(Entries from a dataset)
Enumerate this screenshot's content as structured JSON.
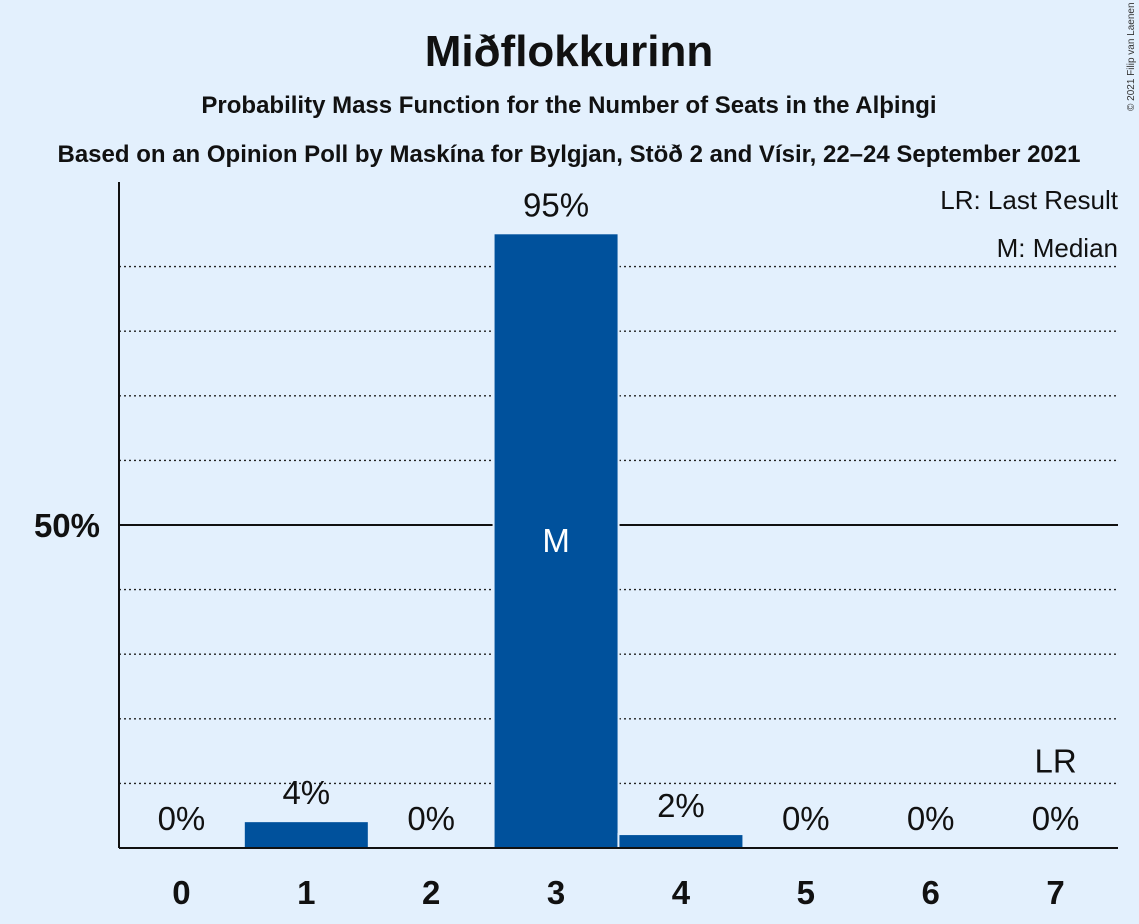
{
  "chart_data": {
    "type": "bar",
    "title": "Miðflokkurinn",
    "subtitle": "Probability Mass Function for the Number of Seats in the Alþingi",
    "subtitle2": "Based on an Opinion Poll by Maskína for Bylgjan, Stöð 2 and Vísir, 22–24 September 2021",
    "copyright": "© 2021 Filip van Laenen",
    "categories": [
      "0",
      "1",
      "2",
      "3",
      "4",
      "5",
      "6",
      "7"
    ],
    "values": [
      0,
      4,
      0,
      95,
      2,
      0,
      0,
      0
    ],
    "value_labels": [
      "0%",
      "4%",
      "0%",
      "95%",
      "2%",
      "0%",
      "0%",
      "0%"
    ],
    "ylim": [
      0,
      103
    ],
    "ytick_label": "50%",
    "ytick_value": 50,
    "grid_values": [
      10,
      20,
      30,
      40,
      60,
      70,
      80,
      90
    ],
    "median_index": 3,
    "median_label": "M",
    "last_result_index": 7,
    "last_result_label": "LR",
    "legend": [
      "LR: Last Result",
      "M: Median"
    ],
    "legend_position": "top-right",
    "bar_color": "#00519c",
    "background": "#e3f0fd"
  }
}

## [What you will do]
Copy every record above exactly, leaving out the pictures.

## [Exercise output]
Enumerate this screenshot's content as structured JSON.
{
  "chart_data": {
    "type": "bar",
    "title": "Miðflokkurinn",
    "subtitle": "Probability Mass Function for the Number of Seats in the Alþingi",
    "subtitle2": "Based on an Opinion Poll by Maskína for Bylgjan, Stöð 2 and Vísir, 22–24 September 2021",
    "copyright": "© 2021 Filip van Laenen",
    "categories": [
      "0",
      "1",
      "2",
      "3",
      "4",
      "5",
      "6",
      "7"
    ],
    "values": [
      0,
      4,
      0,
      95,
      2,
      0,
      0,
      0
    ],
    "value_labels": [
      "0%",
      "4%",
      "0%",
      "95%",
      "2%",
      "0%",
      "0%",
      "0%"
    ],
    "ylim": [
      0,
      103
    ],
    "ytick_label": "50%",
    "ytick_value": 50,
    "grid_values": [
      10,
      20,
      30,
      40,
      60,
      70,
      80,
      90
    ],
    "median_index": 3,
    "median_label": "M",
    "last_result_index": 7,
    "last_result_label": "LR",
    "legend": [
      "LR: Last Result",
      "M: Median"
    ],
    "legend_position": "top-right",
    "bar_color": "#00519c",
    "background": "#e3f0fd"
  }
}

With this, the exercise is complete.